──────── Angezeigter Text

Shakespeare-Klassiker:Der Rest ist Schweigen

Lesezeit: 2 min

Typisch Shakespeare: Alle tot. Typisch Krimi: Die Kommissare schlaumeiern mit Coffee to go am Tatort (stehend von li: Markus Huber, Marina Brinkmann und Lisa Höffner). Die Toten sind Laertes (Rassa Ismail, vorn), König (Korbinian Schwesig, mit Fliege) und Königin (Madeleine Thamm). (Foto: Hartmut Pöstges)

Das Projekt-Seminar Theater am Gymnasium Geretsried inszeniert eine eigenwillige Fassung des "Hamlet"

Von Felicitas Amler, Geretsried

Es ist diese typische TV-Krimi-Szene: Forensiker in weißen Overalls tasten sich über den Tatort, Kommissar und Kommissarin stehen neben den am Boden liegenden Leichen, der eine fragt die andere: "Haben wir schon etwas über die Identität der Opfer?" Eben die hat es in diesem Fall aber in sich. Es handelt sich bei den vier hingestreckten Toten um keine Geringeren als König Claudius von Dänemark samt Gattin Gertrude, Prinz Hamlet und dessen Freund Laertes. Die Degen, mit denen die Männer einander niedergemetzelt haben, liegen neben ihnen. Hamlet und Laertes hätten sich duelliert, erfährt Hauptkommissar Nils Smørrebrød und schüttelt den Kopf: "Bisschen altmodisch, was - duellieren, das macht heute keiner mehr."

────────────────

> Aufgaben:
**1.** Gib aus dem Artikel über die Hamlet-Inszenierung alles von „Shakespeare-Klassiker:Der Rest ist“ bis hinunter zu „(Foto: Hartmut Pöstges)“ wortgetreu aus.
**2.** Stimmen diese Aussagen mit dem Artikel über die Hamlet-Inszenierung überein? Antworte jeweils mit Ja oder Nein und zitiere die entscheidenden Worte wörtlich.
(a) Laertes wird von Rassa Ismail gespielt.
(b) Die Inszenierung stammt vom Projekt-Seminar Theater am Gymnasium Geretsried.
(c) Am Tatort liegen drei Tote.
**3.** Wie heißt laut dem Artikel über die Hamlet-Inszenierung der Hauptkommissar?

──────── Bereitgestelltes Material

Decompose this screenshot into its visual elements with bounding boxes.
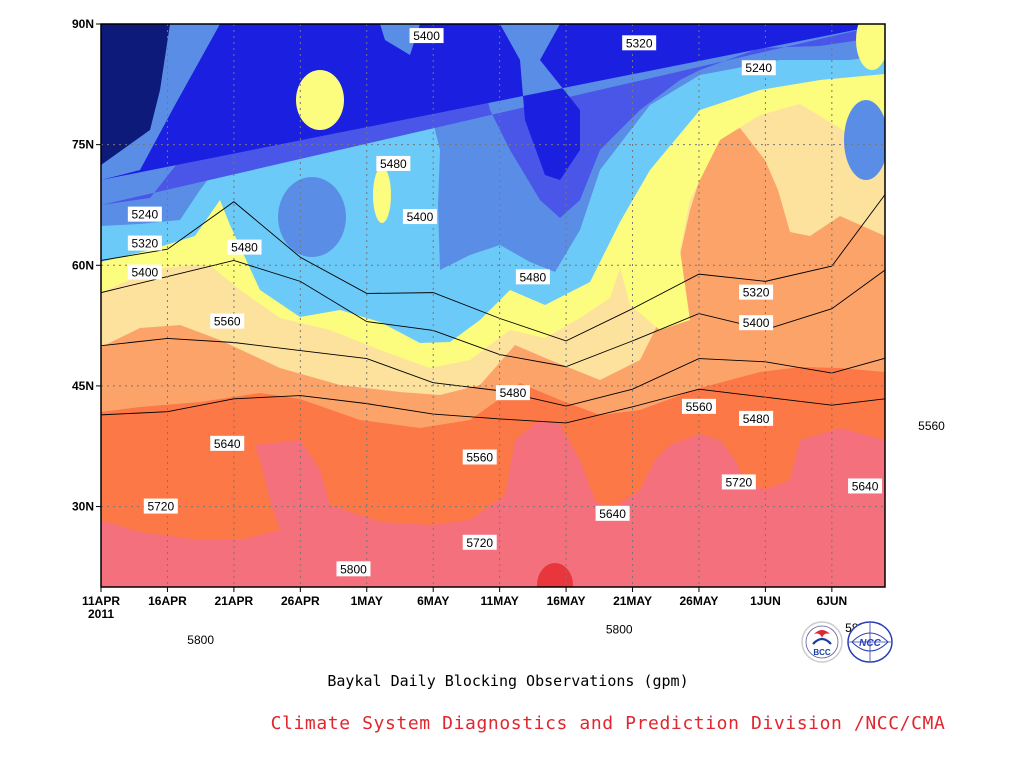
y-tick-label: 75N	[72, 138, 94, 152]
contour-label-value: 5800	[187, 633, 214, 647]
contour-label: 5480	[515, 269, 550, 285]
contour-label: 5560	[462, 449, 497, 465]
x-tick-label: 6JUN	[817, 594, 848, 608]
bluepatch-26apr	[278, 177, 346, 257]
y-tick-label: 90N	[72, 17, 94, 31]
contour-label: 5320	[739, 284, 774, 300]
bluepatch-6jun	[844, 100, 885, 180]
contour-label-value: 5720	[725, 475, 752, 489]
contour-label-value: 5400	[407, 210, 434, 224]
contour-label-value: 5400	[743, 316, 770, 330]
contour-label: 5560	[681, 398, 716, 414]
contour-label: 5480	[495, 385, 530, 401]
contour-label-value: 5240	[131, 208, 158, 222]
x-tick-label: 16APR	[148, 594, 187, 608]
x-tick-label: 1MAY	[351, 594, 383, 608]
contour-line-5640	[101, 338, 885, 407]
x-tick-label: 11APR	[82, 594, 120, 608]
contour-line-5480	[101, 193, 885, 342]
fill-5240-band	[101, 24, 885, 180]
contour-label: 5400	[127, 264, 162, 280]
contour-label-value: 5480	[743, 412, 770, 426]
contour-label: 5320	[622, 35, 657, 51]
y-tick-label: 60N	[72, 258, 94, 272]
contour-label-value: 5400	[413, 29, 440, 43]
contour-label: 5320	[127, 235, 162, 251]
contour-label: 5560	[914, 418, 949, 434]
contour-label: 5640	[210, 435, 245, 451]
contour-label: 5480	[739, 410, 774, 426]
x-tick-label: 1JUN	[750, 594, 781, 608]
plot-frame	[100, 23, 886, 588]
contour-label-value: 5320	[626, 36, 653, 50]
contour-label: 5480	[227, 239, 262, 255]
contour-label-value: 5320	[131, 237, 158, 251]
contour-label-value: 5640	[214, 437, 241, 451]
contour-line-5720	[101, 388, 885, 424]
contour-label: 5240	[127, 206, 162, 222]
bcc-logo: BCC	[800, 620, 844, 664]
contour-lines	[101, 193, 885, 424]
contour-label-value: 5800	[606, 623, 633, 637]
y-axis-ticks: 90N 75N 60N 45N 30N	[72, 17, 101, 514]
red-max-region	[537, 563, 573, 587]
contour-label: 5800	[602, 621, 637, 637]
contour-label-value: 5480	[380, 157, 407, 171]
contour-label-value: 5640	[599, 507, 626, 521]
bcc-logo-text: BCC	[813, 648, 831, 657]
contour-label-value: 5640	[852, 479, 879, 493]
contour-label-value: 5720	[147, 500, 174, 514]
ncc-logo-text: NCC	[859, 638, 881, 649]
contour-label-value: 5320	[743, 286, 770, 300]
x-year-label: 2011	[88, 607, 114, 621]
x-tick-label: 26MAY	[680, 594, 719, 608]
yellow-blob-1may	[373, 167, 391, 223]
contour-label-value: 5480	[520, 270, 547, 284]
contour-label: 5240	[741, 60, 776, 76]
grid	[101, 24, 885, 587]
fill-5400-band	[101, 24, 885, 272]
contour-labels: 5400 5320 5240 5400 5480 5560 5480 5240 5320 5400…	[127, 28, 949, 648]
contour-label: 5720	[721, 474, 756, 490]
contour-label-value: 5480	[500, 386, 527, 400]
contour-label: 5640	[595, 505, 630, 521]
yellow-blob-25apr	[296, 70, 344, 130]
y-tick-label: 45N	[72, 379, 94, 393]
credit-line: Climate System Diagnostics and Predictio…	[270, 713, 946, 734]
contour-label: 5480	[376, 155, 411, 171]
contour-label: 5560	[210, 313, 245, 329]
contour-label: 5400	[409, 28, 444, 44]
fill-below-5240	[101, 24, 170, 165]
contour-label-value: 5800	[340, 562, 367, 576]
contour-label-value: 5560	[466, 451, 493, 465]
contour-label-value: 5720	[466, 536, 493, 550]
contour-label-value: 5560	[686, 400, 713, 414]
x-tick-label: 21MAY	[613, 594, 652, 608]
contour-line-5560	[101, 259, 885, 368]
x-tick-label: 21APR	[215, 594, 254, 608]
contour-label: 5400	[402, 209, 437, 225]
chart-title: Baykal Daily Blocking Observations (gpm)	[327, 672, 689, 690]
y-tick-label: 30N	[72, 500, 94, 514]
contour-label-value: 5400	[131, 266, 158, 280]
contour-label: 5640	[848, 478, 883, 494]
contour-label: 5800	[336, 561, 371, 577]
contour-label-value: 5240	[745, 61, 772, 75]
yellowpatch-ne	[856, 24, 885, 70]
contour-label: 5720	[143, 498, 178, 514]
x-axis-ticks: 11APR 16APR 21APR 26APR 1MAY 6MAY 11MAY 16MAY 21…	[82, 587, 847, 608]
x-tick-label: 11MAY	[481, 594, 519, 608]
x-tick-label: 26APR	[281, 594, 320, 608]
contour-label: 5720	[462, 534, 497, 550]
contour-label-value: 5560	[214, 315, 241, 329]
contour-label: 5800	[183, 632, 218, 648]
contour-label-value: 5480	[231, 241, 258, 255]
contour-label: 5400	[739, 315, 774, 331]
ncc-logo: NCC	[846, 620, 893, 664]
x-tick-label: 6MAY	[417, 594, 449, 608]
contour-label-value: 5560	[918, 419, 945, 433]
x-tick-label: 16MAY	[547, 594, 586, 608]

────────────────

> Lösungen:
**1.**
Shakespeare-Klassiker:Der Rest ist Schweigen

Lesezeit: 2 min

Typisch Shakespeare: Alle tot. Typisch Krimi: Die Kommissare schlaumeiern mit Coffee to go am Tatort (stehend von li: Markus Huber, Marina Brinkmann und Lisa Höffner). Die Toten sind Laertes (Rassa Ismail, vorn), König (Korbinian Schwesig, mit Fliege) und Königin (Madeleine Thamm). (Foto: Hartmut Pöstges)

**2.**
(a) Ja: „Die Toten sind Laertes (Rassa Ismail, vorn)“
(b) Ja: „Das Projekt-Seminar Theater am Gymnasium Geretsried inszeniert eine eigenwillige Fassung des "Hamlet"“
(c) Nein: „Es handelt sich bei den vier hingestreckten Toten“

**3.** Nils Smørrebrød